◆ Work instructions
Retype every entry in its entirety, without alteration.

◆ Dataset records
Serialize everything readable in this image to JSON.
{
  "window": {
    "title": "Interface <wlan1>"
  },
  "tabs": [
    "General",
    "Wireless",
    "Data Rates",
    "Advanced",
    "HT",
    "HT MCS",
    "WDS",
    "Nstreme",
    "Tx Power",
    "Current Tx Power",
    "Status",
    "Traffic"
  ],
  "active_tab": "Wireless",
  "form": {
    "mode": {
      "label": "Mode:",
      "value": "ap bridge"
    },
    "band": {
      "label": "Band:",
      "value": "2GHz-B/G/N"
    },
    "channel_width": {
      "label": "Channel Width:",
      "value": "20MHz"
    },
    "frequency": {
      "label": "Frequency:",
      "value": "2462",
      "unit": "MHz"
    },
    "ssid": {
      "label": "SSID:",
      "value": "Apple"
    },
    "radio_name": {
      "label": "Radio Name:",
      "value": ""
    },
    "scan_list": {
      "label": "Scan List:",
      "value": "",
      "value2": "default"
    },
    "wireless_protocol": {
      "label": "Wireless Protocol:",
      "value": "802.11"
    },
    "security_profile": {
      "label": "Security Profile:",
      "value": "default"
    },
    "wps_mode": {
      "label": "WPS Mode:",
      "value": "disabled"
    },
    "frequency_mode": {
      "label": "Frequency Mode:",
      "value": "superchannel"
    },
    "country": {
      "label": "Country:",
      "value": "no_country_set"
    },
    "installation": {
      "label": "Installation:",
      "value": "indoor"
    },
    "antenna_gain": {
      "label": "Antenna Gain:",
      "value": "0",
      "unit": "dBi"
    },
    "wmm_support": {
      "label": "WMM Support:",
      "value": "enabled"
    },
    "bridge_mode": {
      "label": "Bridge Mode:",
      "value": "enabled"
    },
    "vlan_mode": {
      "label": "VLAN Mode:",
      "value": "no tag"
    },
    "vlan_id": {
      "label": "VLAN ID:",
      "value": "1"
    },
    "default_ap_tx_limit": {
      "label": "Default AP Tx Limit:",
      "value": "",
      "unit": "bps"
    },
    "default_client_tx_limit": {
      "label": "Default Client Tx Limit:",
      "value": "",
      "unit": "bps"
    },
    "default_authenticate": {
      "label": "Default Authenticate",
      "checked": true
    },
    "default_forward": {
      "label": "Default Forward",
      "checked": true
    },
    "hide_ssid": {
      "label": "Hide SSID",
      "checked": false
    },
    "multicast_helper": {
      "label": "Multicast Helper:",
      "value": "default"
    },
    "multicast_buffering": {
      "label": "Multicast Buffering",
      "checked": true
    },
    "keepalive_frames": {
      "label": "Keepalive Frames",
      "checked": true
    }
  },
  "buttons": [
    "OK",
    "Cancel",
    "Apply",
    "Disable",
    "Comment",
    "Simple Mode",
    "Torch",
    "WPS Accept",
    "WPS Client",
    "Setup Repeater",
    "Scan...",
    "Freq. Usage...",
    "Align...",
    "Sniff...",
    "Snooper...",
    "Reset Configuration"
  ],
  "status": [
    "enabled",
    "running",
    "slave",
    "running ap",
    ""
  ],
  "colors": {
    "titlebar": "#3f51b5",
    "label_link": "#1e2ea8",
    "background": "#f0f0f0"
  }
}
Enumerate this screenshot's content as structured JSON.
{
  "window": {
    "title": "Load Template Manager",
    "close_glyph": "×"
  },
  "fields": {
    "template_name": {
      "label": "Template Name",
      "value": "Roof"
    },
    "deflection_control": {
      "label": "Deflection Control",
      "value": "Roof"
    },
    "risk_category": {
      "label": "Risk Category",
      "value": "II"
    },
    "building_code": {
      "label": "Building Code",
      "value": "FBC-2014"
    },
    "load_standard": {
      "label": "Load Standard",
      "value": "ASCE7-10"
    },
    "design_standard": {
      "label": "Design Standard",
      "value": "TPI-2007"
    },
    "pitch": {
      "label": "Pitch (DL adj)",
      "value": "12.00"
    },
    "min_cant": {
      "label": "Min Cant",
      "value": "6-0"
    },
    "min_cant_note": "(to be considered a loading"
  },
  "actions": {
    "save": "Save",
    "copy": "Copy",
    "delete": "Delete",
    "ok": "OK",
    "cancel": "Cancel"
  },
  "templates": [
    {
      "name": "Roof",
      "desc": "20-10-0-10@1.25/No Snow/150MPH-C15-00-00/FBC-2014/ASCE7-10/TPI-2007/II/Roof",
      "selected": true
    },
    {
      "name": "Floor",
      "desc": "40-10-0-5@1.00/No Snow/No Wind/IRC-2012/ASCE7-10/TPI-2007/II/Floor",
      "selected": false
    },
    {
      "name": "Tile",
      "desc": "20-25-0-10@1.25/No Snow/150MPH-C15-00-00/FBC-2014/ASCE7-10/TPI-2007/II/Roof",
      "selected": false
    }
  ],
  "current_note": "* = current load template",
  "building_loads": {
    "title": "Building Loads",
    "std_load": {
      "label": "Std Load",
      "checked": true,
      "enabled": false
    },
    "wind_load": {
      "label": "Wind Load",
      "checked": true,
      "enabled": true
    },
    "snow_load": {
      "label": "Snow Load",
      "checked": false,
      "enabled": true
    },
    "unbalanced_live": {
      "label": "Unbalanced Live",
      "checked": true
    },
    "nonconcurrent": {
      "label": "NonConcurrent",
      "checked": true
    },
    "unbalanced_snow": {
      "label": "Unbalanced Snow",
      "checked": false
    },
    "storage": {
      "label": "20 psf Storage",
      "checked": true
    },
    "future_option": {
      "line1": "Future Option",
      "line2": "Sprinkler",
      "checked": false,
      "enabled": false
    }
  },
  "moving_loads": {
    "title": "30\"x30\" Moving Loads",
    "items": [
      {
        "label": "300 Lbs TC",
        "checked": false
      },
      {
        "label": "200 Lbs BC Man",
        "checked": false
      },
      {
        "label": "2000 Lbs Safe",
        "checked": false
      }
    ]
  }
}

◆ Solution to the exercise
Serialize everything readable in this image to JSON.
{
  "window": {
    "title": "Interface <wlan1>"
  },
  "tabs": [
    "General",
    "Wireless",
    "Data Rates",
    "Advanced",
    "HT",
    "HT MCS",
    "WDS",
    "Nstreme",
    "Tx Power",
    "Current Tx Power",
    "Status",
    "Traffic"
  ],
  "active_tab": "Wireless",
  "form": {
    "mode": {
      "label": "Mode:",
      "value": "ap bridge"
    },
    "band": {
      "label": "Band:",
      "value": "2GHz-B/G/N"
    },
    "channel_width": {
      "label": "Channel Width:",
      "value": "20MHz"
    },
    "frequency": {
      "label": "Frequency:",
      "value": "2462",
      "unit": "MHz"
    },
    "ssid": {
      "label": "SSID:",
      "value": "Apple"
    },
    "radio_name": {
      "label": "Radio Name:",
      "value": ""
    },
    "scan_list": {
      "label": "Scan List:",
      "value": "",
      "value2": "default"
    },
    "wireless_protocol": {
      "label": "Wireless Protocol:",
      "value": "802.11"
    },
    "security_profile": {
      "label": "Security Profile:",
      "value": "default"
    },
    "wps_mode": {
      "label": "WPS Mode:",
      "value": "disabled"
    },
    "frequency_mode": {
      "label": "Frequency Mode:",
      "value": "superchannel"
    },
    "country": {
      "label": "Country:",
      "value": "no_country_set"
    },
    "installation": {
      "label": "Installation:",
      "value": "indoor"
    },
    "antenna_gain": {
      "label": "Antenna Gain:",
      "value": "0",
      "unit": "dBi"
    },
    "wmm_support": {
      "label": "WMM Support:",
      "value": "enabled"
    },
    "bridge_mode": {
      "label": "Bridge Mode:",
      "value": "enabled"
    },
    "vlan_mode": {
      "label": "VLAN Mode:",
      "value": "no tag"
    },
    "vlan_id": {
      "label": "VLAN ID:",
      "value": "1"
    },
    "default_ap_tx_limit": {
      "label": "Default AP Tx Limit:",
      "value": "",
      "unit": "bps"
    },
    "default_client_tx_limit": {
      "label": "Default Client Tx Limit:",
      "value": "",
      "unit": "bps"
    },
    "default_authenticate": {
      "label": "Default Authenticate",
      "checked": true
    },
    "default_forward": {
      "label": "Default Forward",
      "checked": true
    },
    "hide_ssid": {
      "label": "Hide SSID",
      "checked": false
    },
    "multicast_helper": {
      "label": "Multicast Helper:",
      "value": "default"
    },
    "multicast_buffering": {
      "label": "Multicast Buffering",
      "checked": true
    },
    "keepalive_frames": {
      "label": "Keepalive Frames",
      "checked": true
    }
  },
  "buttons": [
    "OK",
    "Cancel",
    "Apply",
    "Disable",
    "Comment",
    "Simple Mode",
    "Torch",
    "WPS Accept",
    "WPS Client",
    "Setup Repeater",
    "Scan...",
    "Freq. Usage...",
    "Align...",
    "Sniff...",
    "Snooper...",
    "Reset Configuration"
  ],
  "status": [
    "enabled",
    "running",
    "slave",
    "running ap",
    ""
  ],
  "colors": {
    "titlebar": "#3f51b5",
    "label_link": "#1e2ea8",
    "background": "#f0f0f0"
  }
}
Enumerate this screenshot's content as structured JSON.
{
  "window": {
    "title": "Load Template Manager",
    "close_glyph": "×"
  },
  "fields": {
    "template_name": {
      "label": "Template Name",
      "value": "Roof"
    },
    "deflection_control": {
      "label": "Deflection Control",
      "value": "Roof"
    },
    "risk_category": {
      "label": "Risk Category",
      "value": "II"
    },
    "building_code": {
      "label": "Building Code",
      "value": "FBC-2014"
    },
    "load_standard": {
      "label": "Load Standard",
      "value": "ASCE7-10"
    },
    "design_standard": {
      "label": "Design Standard",
      "value": "TPI-2007"
    },
    "pitch": {
      "label": "Pitch (DL adj)",
      "value": "12.00"
    },
    "min_cant": {
      "label": "Min Cant",
      "value": "6-0"
    },
    "min_cant_note": "(to be considered a loading"
  },
  "actions": {
    "save": "Save",
    "copy": "Copy",
    "delete": "Delete",
    "ok": "OK",
    "cancel": "Cancel"
  },
  "templates": [
    {
      "name": "Roof",
      "desc": "20-10-0-10@1.25/No Snow/150MPH-C15-00-00/FBC-2014/ASCE7-10/TPI-2007/II/Roof",
      "selected": true
    },
    {
      "name": "Floor",
      "desc": "40-10-0-5@1.00/No Snow/No Wind/IRC-2012/ASCE7-10/TPI-2007/II/Floor",
      "selected": false
    },
    {
      "name": "Tile",
      "desc": "20-25-0-10@1.25/No Snow/150MPH-C15-00-00/FBC-2014/ASCE7-10/TPI-2007/II/Roof",
      "selected": false
    }
  ],
  "current_note": "* = current load template",
  "building_loads": {
    "title": "Building Loads",
    "std_load": {
      "label": "Std Load",
      "checked": true,
      "enabled": false
    },
    "wind_load": {
      "label": "Wind Load",
      "checked": true,
      "enabled": true
    },
    "snow_load": {
      "label": "Snow Load",
      "checked": false,
      "enabled": true
    },
    "unbalanced_live": {
      "label": "Unbalanced Live",
      "checked": true
    },
    "nonconcurrent": {
      "label": "NonConcurrent",
      "checked": true
    },
    "unbalanced_snow": {
      "label": "Unbalanced Snow",
      "checked": false
    },
    "storage": {
      "label": "20 psf Storage",
      "checked": true
    },
    "future_option": {
      "line1": "Future Option",
      "line2": "Sprinkler",
      "checked": false,
      "enabled": false
    }
  },
  "moving_loads": {
    "title": "30\"x30\" Moving Loads",
    "items": [
      {
        "label": "300 Lbs TC",
        "checked": false
      },
      {
        "label": "200 Lbs BC Man",
        "checked": false
      },
      {
        "label": "2000 Lbs Safe",
        "checked": false
      }
    ]
  }
}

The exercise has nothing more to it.